WHAT TO DO.
Work through the material below line by line and say how many lines include the word "календаря". Only the number, please.

======

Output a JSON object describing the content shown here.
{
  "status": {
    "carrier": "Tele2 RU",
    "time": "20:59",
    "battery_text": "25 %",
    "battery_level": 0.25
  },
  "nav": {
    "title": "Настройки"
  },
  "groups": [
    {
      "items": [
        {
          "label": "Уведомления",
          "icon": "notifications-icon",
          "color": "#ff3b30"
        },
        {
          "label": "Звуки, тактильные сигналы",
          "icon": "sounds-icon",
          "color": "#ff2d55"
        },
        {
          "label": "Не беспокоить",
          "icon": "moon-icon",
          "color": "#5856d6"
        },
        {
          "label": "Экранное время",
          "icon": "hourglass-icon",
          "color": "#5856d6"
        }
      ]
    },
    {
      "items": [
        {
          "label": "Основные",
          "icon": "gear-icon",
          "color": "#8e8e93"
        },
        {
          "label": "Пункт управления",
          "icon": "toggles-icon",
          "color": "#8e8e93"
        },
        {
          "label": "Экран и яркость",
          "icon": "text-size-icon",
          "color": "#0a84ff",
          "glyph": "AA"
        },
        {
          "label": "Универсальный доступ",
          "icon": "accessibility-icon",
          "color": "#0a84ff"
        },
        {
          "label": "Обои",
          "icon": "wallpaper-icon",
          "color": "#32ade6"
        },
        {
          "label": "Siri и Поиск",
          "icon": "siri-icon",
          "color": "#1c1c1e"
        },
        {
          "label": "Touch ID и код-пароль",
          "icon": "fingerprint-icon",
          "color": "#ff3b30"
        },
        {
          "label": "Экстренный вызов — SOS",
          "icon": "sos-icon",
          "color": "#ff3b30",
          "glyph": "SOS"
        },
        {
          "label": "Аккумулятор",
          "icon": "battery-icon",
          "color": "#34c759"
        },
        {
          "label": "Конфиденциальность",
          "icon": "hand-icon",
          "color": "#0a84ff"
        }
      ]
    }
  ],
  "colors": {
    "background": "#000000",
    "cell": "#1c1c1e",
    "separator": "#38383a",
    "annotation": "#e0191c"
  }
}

======

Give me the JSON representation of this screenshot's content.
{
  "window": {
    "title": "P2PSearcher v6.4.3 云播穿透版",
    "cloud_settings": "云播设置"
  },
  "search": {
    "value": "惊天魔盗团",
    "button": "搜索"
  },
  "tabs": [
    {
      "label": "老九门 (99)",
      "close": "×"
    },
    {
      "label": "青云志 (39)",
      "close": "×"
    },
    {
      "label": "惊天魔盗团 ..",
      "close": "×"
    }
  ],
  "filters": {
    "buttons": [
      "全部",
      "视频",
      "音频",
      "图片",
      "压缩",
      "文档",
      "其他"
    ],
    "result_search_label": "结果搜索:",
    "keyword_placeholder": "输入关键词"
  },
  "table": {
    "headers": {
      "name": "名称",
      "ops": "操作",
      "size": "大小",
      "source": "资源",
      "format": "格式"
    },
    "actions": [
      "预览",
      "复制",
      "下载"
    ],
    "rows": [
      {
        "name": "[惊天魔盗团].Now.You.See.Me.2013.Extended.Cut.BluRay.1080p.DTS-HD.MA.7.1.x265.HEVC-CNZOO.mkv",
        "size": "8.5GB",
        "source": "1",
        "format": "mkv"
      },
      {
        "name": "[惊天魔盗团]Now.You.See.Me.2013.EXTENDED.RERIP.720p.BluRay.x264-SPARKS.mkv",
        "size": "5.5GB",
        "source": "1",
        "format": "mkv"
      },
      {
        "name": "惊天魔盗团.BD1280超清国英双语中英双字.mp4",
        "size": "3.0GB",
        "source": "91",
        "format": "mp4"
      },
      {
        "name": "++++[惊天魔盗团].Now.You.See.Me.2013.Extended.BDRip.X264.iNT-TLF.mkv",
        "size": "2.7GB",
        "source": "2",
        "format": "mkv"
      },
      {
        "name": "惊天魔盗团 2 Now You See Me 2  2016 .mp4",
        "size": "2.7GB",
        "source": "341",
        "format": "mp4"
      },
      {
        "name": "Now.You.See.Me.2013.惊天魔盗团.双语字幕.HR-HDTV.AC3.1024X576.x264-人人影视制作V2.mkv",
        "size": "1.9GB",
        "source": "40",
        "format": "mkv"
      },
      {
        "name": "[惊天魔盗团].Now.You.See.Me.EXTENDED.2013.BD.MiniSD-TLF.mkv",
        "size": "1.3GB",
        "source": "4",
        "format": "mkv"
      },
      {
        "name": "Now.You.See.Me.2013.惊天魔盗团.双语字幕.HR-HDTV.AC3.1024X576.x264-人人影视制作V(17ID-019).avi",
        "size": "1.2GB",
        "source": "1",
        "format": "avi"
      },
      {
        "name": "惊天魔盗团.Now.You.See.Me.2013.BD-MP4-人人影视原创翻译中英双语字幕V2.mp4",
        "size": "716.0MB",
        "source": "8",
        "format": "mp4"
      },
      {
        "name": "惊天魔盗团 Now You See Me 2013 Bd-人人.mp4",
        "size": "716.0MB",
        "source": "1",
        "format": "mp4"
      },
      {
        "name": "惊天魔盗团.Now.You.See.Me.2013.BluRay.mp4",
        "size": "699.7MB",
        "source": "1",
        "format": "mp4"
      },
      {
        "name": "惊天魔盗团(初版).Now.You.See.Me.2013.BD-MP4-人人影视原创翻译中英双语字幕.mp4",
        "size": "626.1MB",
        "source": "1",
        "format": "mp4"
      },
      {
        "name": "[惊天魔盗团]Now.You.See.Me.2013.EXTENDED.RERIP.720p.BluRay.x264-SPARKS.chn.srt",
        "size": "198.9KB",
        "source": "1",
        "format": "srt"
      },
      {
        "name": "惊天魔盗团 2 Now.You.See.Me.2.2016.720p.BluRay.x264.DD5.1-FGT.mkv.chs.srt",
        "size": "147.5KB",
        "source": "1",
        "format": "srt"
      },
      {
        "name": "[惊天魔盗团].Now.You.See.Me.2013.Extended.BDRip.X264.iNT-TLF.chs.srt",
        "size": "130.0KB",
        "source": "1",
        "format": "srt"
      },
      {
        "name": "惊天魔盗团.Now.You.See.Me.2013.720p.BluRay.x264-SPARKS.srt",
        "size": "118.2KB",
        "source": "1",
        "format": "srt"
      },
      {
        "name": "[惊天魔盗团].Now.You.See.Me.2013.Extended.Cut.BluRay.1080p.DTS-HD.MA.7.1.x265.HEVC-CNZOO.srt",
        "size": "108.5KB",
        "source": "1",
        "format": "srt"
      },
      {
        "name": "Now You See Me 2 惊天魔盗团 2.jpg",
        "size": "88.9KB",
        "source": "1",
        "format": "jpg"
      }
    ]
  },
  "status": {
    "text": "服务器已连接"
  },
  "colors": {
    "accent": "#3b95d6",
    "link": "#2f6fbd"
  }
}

======

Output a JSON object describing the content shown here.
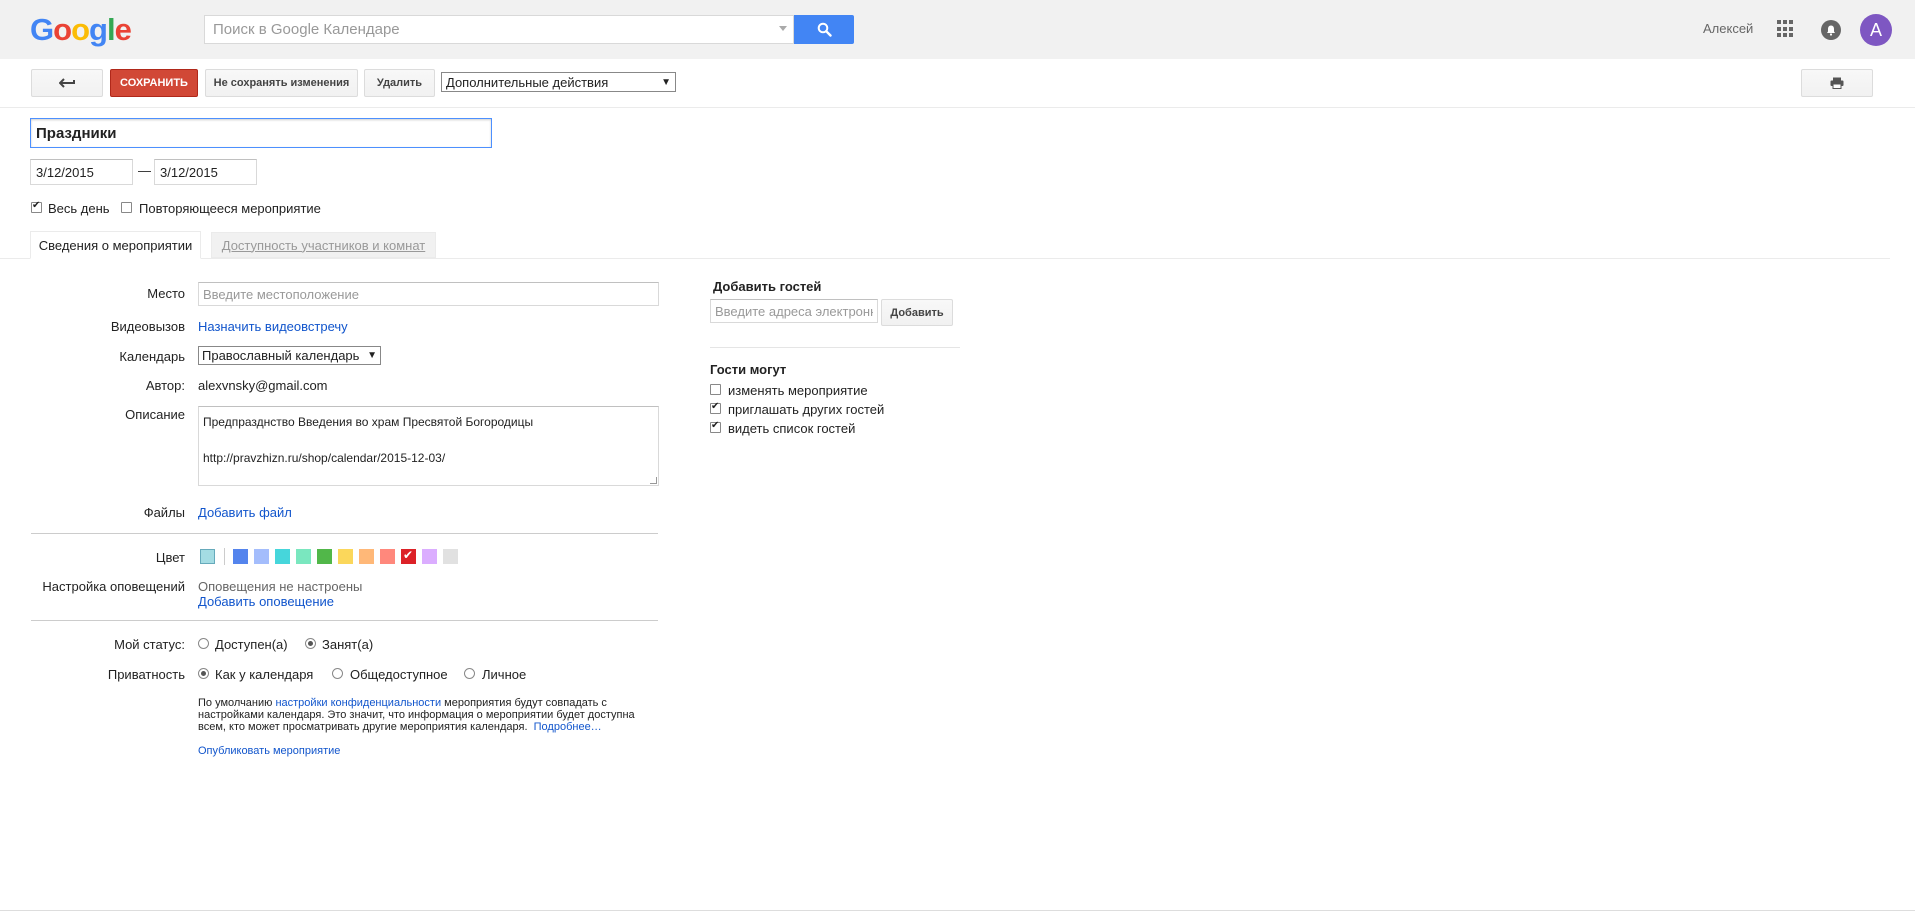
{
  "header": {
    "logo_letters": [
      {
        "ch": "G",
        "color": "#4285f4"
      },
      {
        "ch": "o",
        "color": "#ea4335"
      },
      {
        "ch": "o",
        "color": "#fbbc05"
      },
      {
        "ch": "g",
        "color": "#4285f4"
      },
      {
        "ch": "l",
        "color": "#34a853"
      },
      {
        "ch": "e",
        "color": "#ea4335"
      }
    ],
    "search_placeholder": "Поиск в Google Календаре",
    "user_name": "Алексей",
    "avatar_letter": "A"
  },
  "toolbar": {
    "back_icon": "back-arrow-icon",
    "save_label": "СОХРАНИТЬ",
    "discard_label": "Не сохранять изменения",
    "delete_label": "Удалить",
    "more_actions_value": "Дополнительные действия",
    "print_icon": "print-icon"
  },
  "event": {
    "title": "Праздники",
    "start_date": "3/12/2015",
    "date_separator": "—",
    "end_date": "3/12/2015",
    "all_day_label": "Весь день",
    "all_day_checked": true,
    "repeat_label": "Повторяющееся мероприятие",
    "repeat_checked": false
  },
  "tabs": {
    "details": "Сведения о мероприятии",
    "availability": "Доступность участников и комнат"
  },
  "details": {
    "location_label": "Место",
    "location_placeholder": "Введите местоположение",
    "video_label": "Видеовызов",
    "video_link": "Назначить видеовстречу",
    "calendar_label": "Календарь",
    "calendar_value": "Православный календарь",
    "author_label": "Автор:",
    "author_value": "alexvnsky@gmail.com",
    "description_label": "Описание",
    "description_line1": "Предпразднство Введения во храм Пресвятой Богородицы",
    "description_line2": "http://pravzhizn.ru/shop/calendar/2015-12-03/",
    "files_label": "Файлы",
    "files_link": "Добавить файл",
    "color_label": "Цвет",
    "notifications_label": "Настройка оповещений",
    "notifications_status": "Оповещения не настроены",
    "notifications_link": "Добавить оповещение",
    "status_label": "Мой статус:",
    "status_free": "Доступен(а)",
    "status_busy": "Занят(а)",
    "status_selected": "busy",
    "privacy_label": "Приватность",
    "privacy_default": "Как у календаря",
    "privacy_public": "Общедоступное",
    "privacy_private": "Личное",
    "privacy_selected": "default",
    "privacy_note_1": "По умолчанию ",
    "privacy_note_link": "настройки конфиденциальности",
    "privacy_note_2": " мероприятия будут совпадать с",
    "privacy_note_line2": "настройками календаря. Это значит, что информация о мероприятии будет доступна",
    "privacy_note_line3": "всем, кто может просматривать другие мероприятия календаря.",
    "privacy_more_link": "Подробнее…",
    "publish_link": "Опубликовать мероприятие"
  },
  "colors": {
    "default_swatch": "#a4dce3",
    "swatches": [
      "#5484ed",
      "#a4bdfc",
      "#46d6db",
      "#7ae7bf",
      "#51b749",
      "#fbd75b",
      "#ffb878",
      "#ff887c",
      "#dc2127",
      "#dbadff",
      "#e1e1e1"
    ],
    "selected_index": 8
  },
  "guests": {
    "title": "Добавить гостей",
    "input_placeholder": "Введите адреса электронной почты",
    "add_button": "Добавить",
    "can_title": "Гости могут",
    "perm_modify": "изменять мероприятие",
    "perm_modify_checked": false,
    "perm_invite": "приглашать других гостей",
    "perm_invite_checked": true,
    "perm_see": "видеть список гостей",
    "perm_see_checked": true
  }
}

======

CORRECT RESPONSE.
3